Metin parçası ->

::::

Başbakan, Çin’de 1960’ta niye durdu
Bülent FALAKAOĞLU
Başbakan Erdoğan… Soma’daki maden faciasıyla ilgili olarak, “Bunlar olağan şeylerdir. İşin fıtratında var” deyince… Halkın haklı bir öfkesiyle karşılaştı.
Başbakan tespitini kanıtlamak için… İngiltere’den Fransa’dan 1860’lı yıllardan yani 19. Yüzyıldan maden kazaları örnekleri veriyordu. O ülkelerde sonraki yüzyıllarda ne olduğuna hiç değinmiyordu. Başbakan Çin’den örnekleri ise 1960’a kadar getirip bıraktı. Peki, kömür madeni üretiminde şu an dünya devi olan Çin’de 1960’tan sonra ne oldu? Aynı soruyu Başbakanın diğer örnekleri için, “Almanya, İngiltere, Fransa’da 19. yüz yıldan sonra ne oldu da ölümlü kazalar yaşanmaz oldu?” diye sorabiliriz.

::::

Kutu koordinat listeleri:
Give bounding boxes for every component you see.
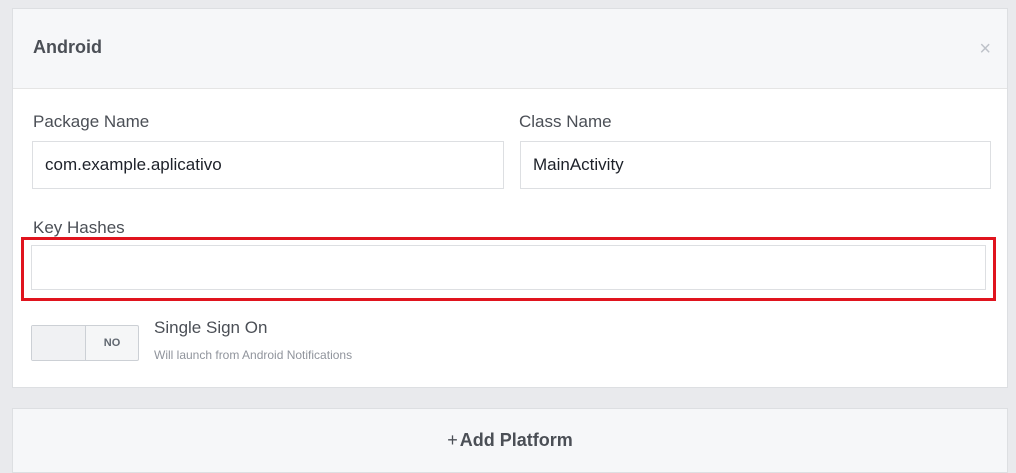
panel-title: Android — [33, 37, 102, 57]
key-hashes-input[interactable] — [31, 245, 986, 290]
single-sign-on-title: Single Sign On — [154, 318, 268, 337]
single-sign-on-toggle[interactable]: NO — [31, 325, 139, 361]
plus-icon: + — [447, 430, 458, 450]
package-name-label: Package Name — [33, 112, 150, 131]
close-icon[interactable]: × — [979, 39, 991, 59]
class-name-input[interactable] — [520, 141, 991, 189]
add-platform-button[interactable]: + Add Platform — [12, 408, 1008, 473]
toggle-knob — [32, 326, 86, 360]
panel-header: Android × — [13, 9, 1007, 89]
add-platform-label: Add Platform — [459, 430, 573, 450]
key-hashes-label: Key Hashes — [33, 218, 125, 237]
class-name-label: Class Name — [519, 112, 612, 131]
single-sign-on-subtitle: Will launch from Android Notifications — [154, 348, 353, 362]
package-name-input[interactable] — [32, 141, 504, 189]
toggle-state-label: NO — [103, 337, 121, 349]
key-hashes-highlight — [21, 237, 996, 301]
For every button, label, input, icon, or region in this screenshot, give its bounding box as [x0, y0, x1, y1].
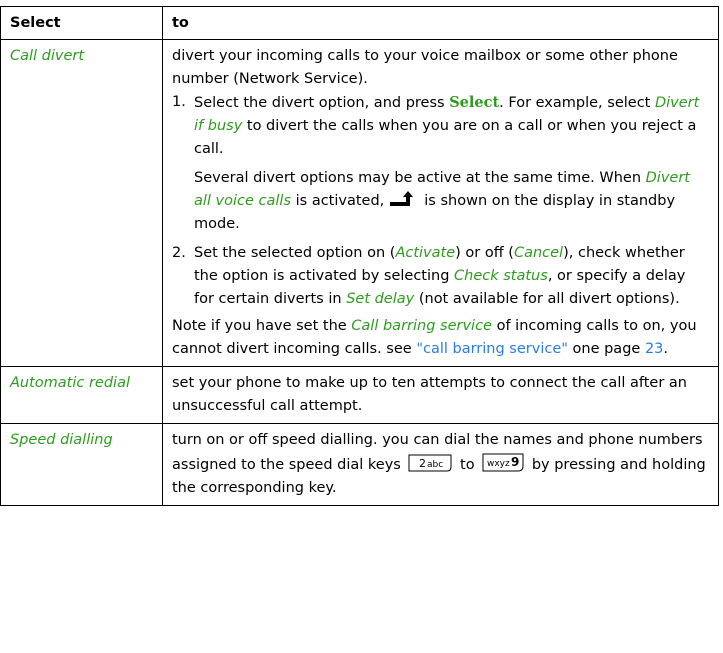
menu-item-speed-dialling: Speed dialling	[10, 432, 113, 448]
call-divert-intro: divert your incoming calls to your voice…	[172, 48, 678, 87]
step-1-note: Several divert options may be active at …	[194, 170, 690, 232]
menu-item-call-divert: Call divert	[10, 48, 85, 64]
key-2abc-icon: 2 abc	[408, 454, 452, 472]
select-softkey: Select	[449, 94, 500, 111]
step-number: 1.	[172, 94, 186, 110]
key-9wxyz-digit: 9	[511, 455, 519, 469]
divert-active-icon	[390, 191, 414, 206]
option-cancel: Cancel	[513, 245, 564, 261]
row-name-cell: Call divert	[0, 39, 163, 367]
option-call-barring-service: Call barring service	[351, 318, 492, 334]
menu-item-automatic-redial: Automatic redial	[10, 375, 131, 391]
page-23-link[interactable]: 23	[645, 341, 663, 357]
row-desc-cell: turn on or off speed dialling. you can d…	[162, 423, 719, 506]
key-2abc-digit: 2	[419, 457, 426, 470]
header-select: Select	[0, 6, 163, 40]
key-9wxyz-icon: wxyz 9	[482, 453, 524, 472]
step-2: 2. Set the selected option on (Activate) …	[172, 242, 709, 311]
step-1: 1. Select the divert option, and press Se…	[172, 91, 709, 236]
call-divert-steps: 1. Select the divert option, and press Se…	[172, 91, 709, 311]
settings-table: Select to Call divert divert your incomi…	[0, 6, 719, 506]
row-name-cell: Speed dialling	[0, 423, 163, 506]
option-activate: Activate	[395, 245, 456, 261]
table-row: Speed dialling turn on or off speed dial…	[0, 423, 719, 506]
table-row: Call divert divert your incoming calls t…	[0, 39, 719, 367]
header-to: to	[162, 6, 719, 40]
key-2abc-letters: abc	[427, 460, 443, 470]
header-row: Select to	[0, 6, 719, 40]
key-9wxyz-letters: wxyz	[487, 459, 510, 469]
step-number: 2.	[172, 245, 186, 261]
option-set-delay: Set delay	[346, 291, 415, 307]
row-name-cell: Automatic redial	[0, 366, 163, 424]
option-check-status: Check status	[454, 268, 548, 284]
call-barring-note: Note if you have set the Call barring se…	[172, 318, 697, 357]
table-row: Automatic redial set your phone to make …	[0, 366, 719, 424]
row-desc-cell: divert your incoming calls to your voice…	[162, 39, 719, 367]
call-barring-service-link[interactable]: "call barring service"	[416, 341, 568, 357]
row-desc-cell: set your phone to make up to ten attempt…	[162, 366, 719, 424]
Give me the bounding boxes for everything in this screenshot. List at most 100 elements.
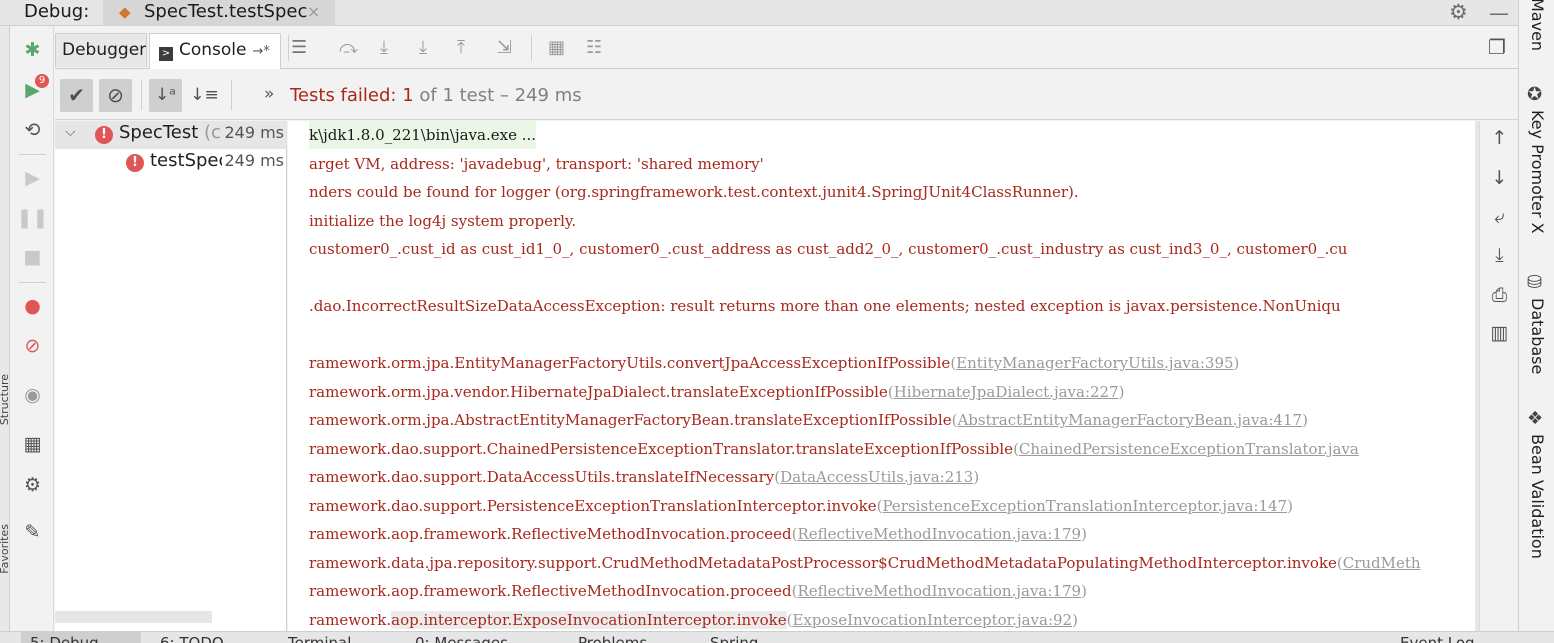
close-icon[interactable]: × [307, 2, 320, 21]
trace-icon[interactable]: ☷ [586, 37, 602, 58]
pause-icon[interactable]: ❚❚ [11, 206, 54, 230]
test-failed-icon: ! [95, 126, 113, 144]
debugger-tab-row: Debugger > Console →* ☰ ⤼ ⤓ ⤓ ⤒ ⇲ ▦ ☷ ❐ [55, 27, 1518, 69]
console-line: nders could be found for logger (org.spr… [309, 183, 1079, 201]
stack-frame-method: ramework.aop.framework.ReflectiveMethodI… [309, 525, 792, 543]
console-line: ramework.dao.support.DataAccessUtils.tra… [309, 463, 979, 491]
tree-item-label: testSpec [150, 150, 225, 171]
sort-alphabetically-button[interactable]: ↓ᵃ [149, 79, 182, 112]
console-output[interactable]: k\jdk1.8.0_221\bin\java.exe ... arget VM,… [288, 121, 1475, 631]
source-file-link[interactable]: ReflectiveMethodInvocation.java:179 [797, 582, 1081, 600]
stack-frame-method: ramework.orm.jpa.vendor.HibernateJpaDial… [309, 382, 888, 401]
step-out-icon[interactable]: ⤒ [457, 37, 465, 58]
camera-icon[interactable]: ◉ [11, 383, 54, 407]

::::

Yazılı soru 1 -> Soma maden faciası üzerine yazıya göre Başbakan, Çin'den verdiği örnekleri hangi yıla kadar getirip bıraktı?
Yazılı soru 2 -> Soma maden faciası üzerine yazıyı kaldığı yerden sürdürün.
Kayıtlar başka bir kaynaktan alınmıştır.

Sonuç 1 -> 1960'a kadar.

Sonuç 2 ->
Çin kazalardan bir ders çıkardı. Dünyanın en ölümcül kömür ocaklarının bulunduğu Çin’de alınan önlemlerle maden ölümleri son 60 yılın en alt düzeyine indi. Yaklaşık 7 milyon kömür işçisinin bulunduğu Çin’de madenci ölümlerindeki azalmada, küçük maden ocaklarının kapatılması, denetimin sıkılaştırılması ve maden sahiplerine ağır cezalar getirilmesi gibi tedbirler önemli rol oynadı.
Sadece teknik ve yasal düzenlemelerle yetinilmemiş. Aynı zamanda bizzat yerel parti şefleri sorumlu tutulmuş. Büyük maden kazalarının ardından yöneticilerin koltuğu kaybetmesi ölümlerin azalmasında etkili olmuş.
Sonuç ortada! Türkiye Ekonomi Politikaları Araştırma Vakfının bir araştırması diyor ki; Çin’de milyon ton başına düşen ölüm sayısı 1.27 iken, aynı oran Türkiye’de 5 kat daha fazla.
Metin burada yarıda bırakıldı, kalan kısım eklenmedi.